# Quoted passage:
Tuez-Les Tous is the first collaborative full-length album by American hip hop producer DJ Muggs and Haitian rapper Mach-Hommy. It was released on March 29, 2019 via Soul Assassins Records. Produced entirely by Muggs, it features guest appearances from Tha God Fahim, Big Cheeko, Kungg Fuu, Meyhem Lauren and Your Old Droog. The title translates to “Kill Them All” in English.

Critical reception 
Tuez-Les Tous was met with generally favorable reviews from music critics. At Metacritic, which assigns a normalized rating out of 100 to reviews from mainstream publications, the album received an average score of 83. The 405 reviewer wrote, "it's great when made with the intention to connect to an audience and bring forth the power of all kinds of voices. And you can't put a price on that". Mojo'''s critic wrote, "Peak-form Cypress Hill producer DJ Muggs unearths his darkest dungeon beats for imposingly confident New Jersey MC Mach-Hommy on a set of vivid, cold-hearted street raps. Meticulous and brutal". Paul A. Thompson of Pitchfork'' wrote, "So Hommy, whose work is rich with its connection to Haitian social and political history, and who seems to be in conversation with other artists long dead, is daring you to engage with it as craft before anything else, to marvel at the couplets before decoding them. It makes his music feel coolly, entrancingly mercenary".

# The task:
Print the passage about Tuez-Les Tous above in full, word for word. The rows that follow are separate material, not part of the passage about Tuez-Les Tous.

# Record extracts:
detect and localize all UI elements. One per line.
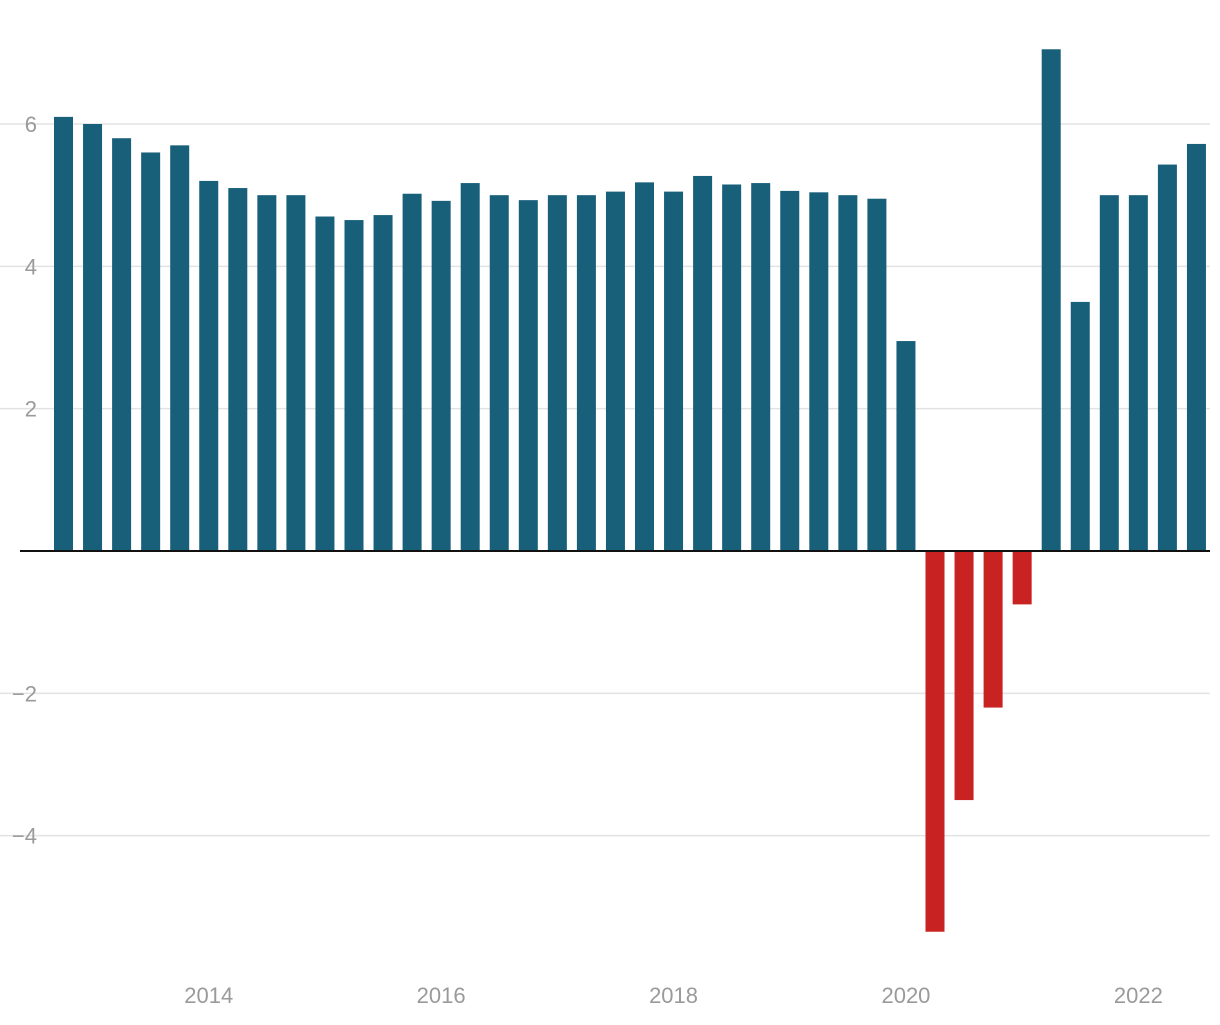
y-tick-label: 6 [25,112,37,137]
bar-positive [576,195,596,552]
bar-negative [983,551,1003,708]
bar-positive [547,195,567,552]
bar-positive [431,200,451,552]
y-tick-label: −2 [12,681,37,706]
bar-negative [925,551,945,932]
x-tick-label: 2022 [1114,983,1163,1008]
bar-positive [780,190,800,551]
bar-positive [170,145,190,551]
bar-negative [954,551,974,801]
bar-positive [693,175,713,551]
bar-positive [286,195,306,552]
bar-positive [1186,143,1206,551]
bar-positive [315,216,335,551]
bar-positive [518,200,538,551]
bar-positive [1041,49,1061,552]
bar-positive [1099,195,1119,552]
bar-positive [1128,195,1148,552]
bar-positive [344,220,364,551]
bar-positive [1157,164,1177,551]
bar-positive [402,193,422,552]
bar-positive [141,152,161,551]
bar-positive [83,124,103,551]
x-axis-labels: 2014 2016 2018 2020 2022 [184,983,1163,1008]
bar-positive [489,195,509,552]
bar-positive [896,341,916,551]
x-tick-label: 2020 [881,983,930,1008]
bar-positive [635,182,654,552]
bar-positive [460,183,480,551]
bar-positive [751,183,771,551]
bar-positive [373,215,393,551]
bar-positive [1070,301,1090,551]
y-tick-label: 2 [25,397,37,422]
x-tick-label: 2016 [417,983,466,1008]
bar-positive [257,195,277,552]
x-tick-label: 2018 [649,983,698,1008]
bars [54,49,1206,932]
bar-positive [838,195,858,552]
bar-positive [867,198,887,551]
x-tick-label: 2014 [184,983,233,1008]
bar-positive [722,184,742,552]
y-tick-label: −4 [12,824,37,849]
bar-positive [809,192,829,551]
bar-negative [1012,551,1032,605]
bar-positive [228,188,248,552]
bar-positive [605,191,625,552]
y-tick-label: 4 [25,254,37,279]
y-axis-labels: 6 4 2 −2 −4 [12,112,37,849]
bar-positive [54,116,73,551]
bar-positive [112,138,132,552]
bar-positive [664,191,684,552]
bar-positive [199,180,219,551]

# Final answer:
Tuez-Les Tous is the first collaborative full-length album by American hip hop producer DJ Muggs and Haitian rapper Mach-Hommy. It was released on March 29, 2019 via Soul Assassins Records. Produced entirely by Muggs, it features guest appearances from Tha God Fahim, Big Cheeko, Kungg Fuu, Meyhem Lauren and Your Old Droog. The title translates to “Kill Them All” in English.

Critical reception 
Tuez-Les Tous was met with generally favorable reviews from music critics. At Metacritic, which assigns a normalized rating out of 100 to reviews from mainstream publications, the album received an average score of 83. The 405 reviewer wrote, "it's great when made with the intention to connect to an audience and bring forth the power of all kinds of voices. And you can't put a price on that". Mojo'''s critic wrote, "Peak-form Cypress Hill producer DJ Muggs unearths his darkest dungeon beats for imposingly confident New Jersey MC Mach-Hommy on a set of vivid, cold-hearted street raps. Meticulous and brutal". Paul A. Thompson of Pitchfork'' wrote, "So Hommy, whose work is rich with its connection to Haitian social and political history, and who seems to be in conversation with other artists long dead, is daring you to engage with it as craft before anything else, to marvel at the couplets before decoding them. It makes his music feel coolly, entrancingly mercenary".